THE REQUEST
Filter the records for lines holding the string "обеспечение".

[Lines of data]
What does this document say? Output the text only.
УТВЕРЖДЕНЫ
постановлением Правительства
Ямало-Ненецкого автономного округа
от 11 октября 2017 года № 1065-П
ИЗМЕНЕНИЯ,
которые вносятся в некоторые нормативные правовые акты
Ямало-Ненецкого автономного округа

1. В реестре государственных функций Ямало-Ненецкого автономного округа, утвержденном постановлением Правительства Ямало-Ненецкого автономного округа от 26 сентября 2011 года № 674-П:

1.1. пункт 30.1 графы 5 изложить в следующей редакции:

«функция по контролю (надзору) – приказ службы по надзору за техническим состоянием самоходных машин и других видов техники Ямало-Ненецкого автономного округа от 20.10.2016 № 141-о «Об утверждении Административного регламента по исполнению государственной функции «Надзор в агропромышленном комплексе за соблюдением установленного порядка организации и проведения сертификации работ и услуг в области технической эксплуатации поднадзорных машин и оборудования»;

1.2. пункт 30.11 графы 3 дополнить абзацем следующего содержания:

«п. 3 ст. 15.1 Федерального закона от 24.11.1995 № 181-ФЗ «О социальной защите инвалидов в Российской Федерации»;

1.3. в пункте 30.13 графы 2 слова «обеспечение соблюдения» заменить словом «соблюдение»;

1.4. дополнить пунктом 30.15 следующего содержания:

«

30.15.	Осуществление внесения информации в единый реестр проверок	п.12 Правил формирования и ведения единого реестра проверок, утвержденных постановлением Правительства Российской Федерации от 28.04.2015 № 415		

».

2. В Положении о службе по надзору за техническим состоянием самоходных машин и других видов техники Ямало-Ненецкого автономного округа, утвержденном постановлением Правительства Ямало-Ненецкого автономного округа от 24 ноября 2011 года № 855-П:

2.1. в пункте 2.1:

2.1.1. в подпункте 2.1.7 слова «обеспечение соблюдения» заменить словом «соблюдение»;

---

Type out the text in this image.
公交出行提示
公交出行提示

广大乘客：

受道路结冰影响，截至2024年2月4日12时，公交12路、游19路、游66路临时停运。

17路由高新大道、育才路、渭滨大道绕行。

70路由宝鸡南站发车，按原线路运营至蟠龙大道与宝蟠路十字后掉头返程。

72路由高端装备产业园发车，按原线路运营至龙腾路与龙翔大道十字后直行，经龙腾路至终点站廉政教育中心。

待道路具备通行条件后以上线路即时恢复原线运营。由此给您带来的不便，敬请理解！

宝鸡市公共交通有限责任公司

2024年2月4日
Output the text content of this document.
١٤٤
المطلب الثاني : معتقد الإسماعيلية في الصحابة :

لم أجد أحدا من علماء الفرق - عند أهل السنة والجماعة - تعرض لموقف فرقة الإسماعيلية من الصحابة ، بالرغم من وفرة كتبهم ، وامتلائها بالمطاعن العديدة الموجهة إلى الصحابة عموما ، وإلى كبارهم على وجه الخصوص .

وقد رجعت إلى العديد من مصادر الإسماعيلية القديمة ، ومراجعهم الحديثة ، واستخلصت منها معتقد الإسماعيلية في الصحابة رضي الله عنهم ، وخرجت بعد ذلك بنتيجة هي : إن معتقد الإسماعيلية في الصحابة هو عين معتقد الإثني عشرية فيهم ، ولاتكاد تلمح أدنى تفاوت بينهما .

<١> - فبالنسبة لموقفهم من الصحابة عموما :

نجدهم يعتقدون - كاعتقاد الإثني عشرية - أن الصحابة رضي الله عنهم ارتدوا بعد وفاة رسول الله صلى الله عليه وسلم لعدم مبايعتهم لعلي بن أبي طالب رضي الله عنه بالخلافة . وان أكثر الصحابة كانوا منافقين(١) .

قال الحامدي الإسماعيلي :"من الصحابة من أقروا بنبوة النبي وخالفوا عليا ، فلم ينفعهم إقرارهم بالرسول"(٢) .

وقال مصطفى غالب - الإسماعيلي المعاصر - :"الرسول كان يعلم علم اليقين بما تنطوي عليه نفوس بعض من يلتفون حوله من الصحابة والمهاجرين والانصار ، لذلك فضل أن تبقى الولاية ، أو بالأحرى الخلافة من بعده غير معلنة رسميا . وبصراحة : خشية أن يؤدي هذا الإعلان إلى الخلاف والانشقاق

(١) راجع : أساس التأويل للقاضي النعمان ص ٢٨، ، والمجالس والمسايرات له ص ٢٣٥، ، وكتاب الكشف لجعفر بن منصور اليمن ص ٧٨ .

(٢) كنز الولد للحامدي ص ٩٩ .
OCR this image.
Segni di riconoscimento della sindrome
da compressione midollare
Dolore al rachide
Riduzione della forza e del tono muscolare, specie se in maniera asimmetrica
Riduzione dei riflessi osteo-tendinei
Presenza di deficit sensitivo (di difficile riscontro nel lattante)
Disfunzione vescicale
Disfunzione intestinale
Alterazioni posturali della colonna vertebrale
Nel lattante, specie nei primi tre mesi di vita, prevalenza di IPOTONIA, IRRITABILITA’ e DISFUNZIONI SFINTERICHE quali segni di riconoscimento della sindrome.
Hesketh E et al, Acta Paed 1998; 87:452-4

PROBLEM SOLUTION
1.3. в пункте 30.13 графы 2 слова «обеспечение соблюдения» заменить словом «соблюдение»;
2.1.1. в подпункте 2.1.7 слова «обеспечение соблюдения» заменить словом «соблюдение»;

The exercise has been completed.